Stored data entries
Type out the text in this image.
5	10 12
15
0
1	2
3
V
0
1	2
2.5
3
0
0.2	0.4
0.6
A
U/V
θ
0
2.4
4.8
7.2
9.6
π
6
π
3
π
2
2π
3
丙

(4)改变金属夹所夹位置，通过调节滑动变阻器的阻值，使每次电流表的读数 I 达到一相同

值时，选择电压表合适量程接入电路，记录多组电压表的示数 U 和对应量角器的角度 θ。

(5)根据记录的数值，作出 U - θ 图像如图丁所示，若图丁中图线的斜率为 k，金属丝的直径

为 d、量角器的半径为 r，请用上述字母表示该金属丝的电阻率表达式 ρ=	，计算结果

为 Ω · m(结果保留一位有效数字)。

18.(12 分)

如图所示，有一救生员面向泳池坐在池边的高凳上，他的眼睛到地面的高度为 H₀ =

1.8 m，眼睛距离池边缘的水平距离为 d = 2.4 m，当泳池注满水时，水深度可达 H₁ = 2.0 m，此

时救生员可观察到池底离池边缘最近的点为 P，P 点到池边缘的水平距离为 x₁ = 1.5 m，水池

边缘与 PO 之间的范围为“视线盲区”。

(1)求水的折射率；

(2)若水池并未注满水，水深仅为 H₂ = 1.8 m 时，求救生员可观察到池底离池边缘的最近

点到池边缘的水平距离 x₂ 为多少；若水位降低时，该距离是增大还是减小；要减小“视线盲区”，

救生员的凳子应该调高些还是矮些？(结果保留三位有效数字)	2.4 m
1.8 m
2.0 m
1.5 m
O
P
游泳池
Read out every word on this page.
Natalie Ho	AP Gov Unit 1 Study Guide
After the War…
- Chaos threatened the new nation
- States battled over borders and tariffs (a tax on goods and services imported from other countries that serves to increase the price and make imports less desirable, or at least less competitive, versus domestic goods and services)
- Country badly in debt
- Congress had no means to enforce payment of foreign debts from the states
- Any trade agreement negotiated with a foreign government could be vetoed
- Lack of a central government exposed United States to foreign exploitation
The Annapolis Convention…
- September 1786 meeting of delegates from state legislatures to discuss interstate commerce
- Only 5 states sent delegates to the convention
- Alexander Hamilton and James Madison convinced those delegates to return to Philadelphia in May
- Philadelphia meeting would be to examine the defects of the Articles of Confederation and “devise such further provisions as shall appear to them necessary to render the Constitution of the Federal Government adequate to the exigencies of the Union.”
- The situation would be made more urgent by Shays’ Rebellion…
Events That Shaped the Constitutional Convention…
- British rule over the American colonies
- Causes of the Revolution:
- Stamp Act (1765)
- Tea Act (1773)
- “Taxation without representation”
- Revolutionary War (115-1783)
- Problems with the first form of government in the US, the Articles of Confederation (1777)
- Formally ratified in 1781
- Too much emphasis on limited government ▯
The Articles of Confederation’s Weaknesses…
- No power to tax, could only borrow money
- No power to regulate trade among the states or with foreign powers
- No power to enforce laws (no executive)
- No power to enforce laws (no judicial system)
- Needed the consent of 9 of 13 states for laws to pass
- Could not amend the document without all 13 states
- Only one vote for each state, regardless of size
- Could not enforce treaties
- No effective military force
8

** Challenge **
Output every record above exactly as it appears.

** Response to this task **
Type out the text in this image.
5	10 12
15
0
1	2
3
V
0
1	2
2.5
3
0
0.2	0.4
0.6
A
U/V
θ
0
2.4
4.8
7.2
9.6
π
6
π
3
π
2
2π
3
丙

(4)改变金属夹所夹位置，通过调节滑动变阻器的阻值，使每次电流表的读数 I 达到一相同

值时，选择电压表合适量程接入电路，记录多组电压表的示数 U 和对应量角器的角度 θ。

(5)根据记录的数值，作出 U - θ 图像如图丁所示，若图丁中图线的斜率为 k，金属丝的直径

为 d、量角器的半径为 r，请用上述字母表示该金属丝的电阻率表达式 ρ=	，计算结果

为 Ω · m(结果保留一位有效数字)。

18.(12 分)

如图所示，有一救生员面向泳池坐在池边的高凳上，他的眼睛到地面的高度为 H₀ =

1.8 m，眼睛距离池边缘的水平距离为 d = 2.4 m，当泳池注满水时，水深度可达 H₁ = 2.0 m，此

时救生员可观察到池底离池边缘最近的点为 P，P 点到池边缘的水平距离为 x₁ = 1.5 m，水池

边缘与 PO 之间的范围为“视线盲区”。

(1)求水的折射率；

(2)若水池并未注满水，水深仅为 H₂ = 1.8 m 时，求救生员可观察到池底离池边缘的最近

点到池边缘的水平距离 x₂ 为多少；若水位降低时，该距离是增大还是减小；要减小“视线盲区”，

救生员的凳子应该调高些还是矮些？(结果保留三位有效数字)	2.4 m
1.8 m
2.0 m
1.5 m
O
P
游泳池
Read out every word on this page.
Natalie Ho	AP Gov Unit 1 Study Guide
After the War…
- Chaos threatened the new nation
- States battled over borders and tariffs (a tax on goods and services imported from other countries that serves to increase the price and make imports less desirable, or at least less competitive, versus domestic goods and services)
- Country badly in debt
- Congress had no means to enforce payment of foreign debts from the states
- Any trade agreement negotiated with a foreign government could be vetoed
- Lack of a central government exposed United States to foreign exploitation
The Annapolis Convention…
- September 1786 meeting of delegates from state legislatures to discuss interstate commerce
- Only 5 states sent delegates to the convention
- Alexander Hamilton and James Madison convinced those delegates to return to Philadelphia in May
- Philadelphia meeting would be to examine the defects of the Articles of Confederation and “devise such further provisions as shall appear to them necessary to render the Constitution of the Federal Government adequate to the exigencies of the Union.”
- The situation would be made more urgent by Shays’ Rebellion…
Events That Shaped the Constitutional Convention…
- British rule over the American colonies
- Causes of the Revolution:
- Stamp Act (1765)
- Tea Act (1773)
- “Taxation without representation”
- Revolutionary War (115-1783)
- Problems with the first form of government in the US, the Articles of Confederation (1777)
- Formally ratified in 1781
- Too much emphasis on limited government ▯
The Articles of Confederation’s Weaknesses…
- No power to tax, could only borrow money
- No power to regulate trade among the states or with foreign powers
- No power to enforce laws (no executive)
- No power to enforce laws (no judicial system)
- Needed the consent of 9 of 13 states for laws to pass
- Could not amend the document without all 13 states
- Only one vote for each state, regardless of size
- Could not enforce treaties
- No effective military force
8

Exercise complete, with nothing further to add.